■ OBJECTIVE
In the listing below, count each line containing "Speed" and answer with the count only.

■ STORED DATA
--------------------------------------------------

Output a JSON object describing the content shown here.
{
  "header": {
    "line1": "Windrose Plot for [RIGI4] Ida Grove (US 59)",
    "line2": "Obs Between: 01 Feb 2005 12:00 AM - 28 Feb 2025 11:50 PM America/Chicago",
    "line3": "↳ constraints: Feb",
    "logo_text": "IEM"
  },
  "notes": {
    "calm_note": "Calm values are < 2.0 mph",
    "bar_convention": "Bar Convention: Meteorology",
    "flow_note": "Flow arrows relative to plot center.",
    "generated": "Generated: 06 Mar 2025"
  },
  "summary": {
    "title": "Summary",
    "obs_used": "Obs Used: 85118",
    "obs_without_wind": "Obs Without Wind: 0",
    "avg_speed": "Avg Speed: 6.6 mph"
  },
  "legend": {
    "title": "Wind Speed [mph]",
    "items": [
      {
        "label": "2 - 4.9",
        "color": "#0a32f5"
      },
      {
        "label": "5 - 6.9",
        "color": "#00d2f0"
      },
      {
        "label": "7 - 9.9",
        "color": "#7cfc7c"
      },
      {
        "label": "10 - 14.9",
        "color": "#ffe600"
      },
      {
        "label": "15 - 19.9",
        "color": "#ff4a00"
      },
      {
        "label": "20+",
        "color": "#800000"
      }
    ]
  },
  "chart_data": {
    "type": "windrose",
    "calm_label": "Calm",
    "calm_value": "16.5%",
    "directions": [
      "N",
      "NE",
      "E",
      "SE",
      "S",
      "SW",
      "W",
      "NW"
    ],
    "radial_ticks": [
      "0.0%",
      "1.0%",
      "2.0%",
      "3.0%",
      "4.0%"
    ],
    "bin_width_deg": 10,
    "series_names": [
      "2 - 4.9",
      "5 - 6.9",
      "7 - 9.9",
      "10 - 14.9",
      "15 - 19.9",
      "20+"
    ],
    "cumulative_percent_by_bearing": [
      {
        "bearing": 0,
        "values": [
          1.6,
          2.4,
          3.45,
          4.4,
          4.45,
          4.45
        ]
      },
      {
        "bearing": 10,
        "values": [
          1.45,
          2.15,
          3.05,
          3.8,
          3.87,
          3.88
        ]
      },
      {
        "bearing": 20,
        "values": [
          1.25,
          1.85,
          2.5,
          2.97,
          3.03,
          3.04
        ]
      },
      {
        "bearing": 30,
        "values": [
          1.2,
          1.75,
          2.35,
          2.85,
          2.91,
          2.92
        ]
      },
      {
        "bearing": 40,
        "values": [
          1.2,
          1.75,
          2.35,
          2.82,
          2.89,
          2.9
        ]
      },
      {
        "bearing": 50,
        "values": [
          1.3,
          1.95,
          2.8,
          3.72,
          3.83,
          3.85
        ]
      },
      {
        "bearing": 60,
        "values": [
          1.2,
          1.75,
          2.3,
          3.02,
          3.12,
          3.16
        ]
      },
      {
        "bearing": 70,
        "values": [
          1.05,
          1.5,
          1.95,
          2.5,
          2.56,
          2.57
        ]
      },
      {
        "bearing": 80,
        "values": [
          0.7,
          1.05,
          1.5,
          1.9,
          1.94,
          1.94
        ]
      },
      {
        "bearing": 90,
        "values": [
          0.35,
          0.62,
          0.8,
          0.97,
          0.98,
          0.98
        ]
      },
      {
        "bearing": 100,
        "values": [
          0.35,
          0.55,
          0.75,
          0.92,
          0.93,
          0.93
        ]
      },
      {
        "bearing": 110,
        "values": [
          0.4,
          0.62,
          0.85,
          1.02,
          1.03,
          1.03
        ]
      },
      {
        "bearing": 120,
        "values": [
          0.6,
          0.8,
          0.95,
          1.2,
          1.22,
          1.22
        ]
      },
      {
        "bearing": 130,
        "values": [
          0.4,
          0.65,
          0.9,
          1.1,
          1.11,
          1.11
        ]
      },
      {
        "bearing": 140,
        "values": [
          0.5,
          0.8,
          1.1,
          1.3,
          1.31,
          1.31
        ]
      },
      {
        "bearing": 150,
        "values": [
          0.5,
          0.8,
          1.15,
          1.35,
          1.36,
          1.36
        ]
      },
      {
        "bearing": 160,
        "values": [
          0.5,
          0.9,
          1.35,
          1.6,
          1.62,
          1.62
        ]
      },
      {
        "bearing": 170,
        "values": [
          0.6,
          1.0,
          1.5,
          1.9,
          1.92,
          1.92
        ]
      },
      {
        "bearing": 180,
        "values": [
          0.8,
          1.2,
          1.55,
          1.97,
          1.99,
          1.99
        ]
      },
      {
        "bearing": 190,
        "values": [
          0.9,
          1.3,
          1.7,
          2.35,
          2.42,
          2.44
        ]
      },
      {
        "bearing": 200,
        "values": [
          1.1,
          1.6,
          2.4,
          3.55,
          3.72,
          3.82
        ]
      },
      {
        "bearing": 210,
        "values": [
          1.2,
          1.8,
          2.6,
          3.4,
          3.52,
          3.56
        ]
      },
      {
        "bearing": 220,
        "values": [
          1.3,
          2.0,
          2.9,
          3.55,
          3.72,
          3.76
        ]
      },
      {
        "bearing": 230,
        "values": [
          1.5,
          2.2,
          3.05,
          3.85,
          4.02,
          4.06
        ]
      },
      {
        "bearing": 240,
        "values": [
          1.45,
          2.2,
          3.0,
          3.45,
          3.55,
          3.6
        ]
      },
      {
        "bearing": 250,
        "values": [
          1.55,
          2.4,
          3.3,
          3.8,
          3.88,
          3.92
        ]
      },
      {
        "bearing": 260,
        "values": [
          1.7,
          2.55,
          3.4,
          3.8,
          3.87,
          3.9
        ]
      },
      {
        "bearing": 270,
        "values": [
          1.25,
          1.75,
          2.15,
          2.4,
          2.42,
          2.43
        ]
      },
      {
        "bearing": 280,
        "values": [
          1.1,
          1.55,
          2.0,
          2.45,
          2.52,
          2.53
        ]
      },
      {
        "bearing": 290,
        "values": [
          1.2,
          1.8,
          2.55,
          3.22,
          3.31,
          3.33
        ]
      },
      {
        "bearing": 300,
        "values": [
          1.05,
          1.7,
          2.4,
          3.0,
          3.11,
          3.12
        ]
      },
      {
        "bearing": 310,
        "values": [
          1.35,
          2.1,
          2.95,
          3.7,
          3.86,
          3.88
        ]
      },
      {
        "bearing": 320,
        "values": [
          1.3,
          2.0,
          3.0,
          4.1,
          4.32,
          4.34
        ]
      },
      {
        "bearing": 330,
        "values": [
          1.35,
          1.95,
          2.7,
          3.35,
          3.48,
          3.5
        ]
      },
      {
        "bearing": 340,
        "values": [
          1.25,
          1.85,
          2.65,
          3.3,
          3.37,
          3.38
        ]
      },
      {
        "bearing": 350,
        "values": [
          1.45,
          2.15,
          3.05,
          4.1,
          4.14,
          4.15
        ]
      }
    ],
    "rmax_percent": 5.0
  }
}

--------------------------------------------------

■ SOLUTION FOR THIS EXERCISE
2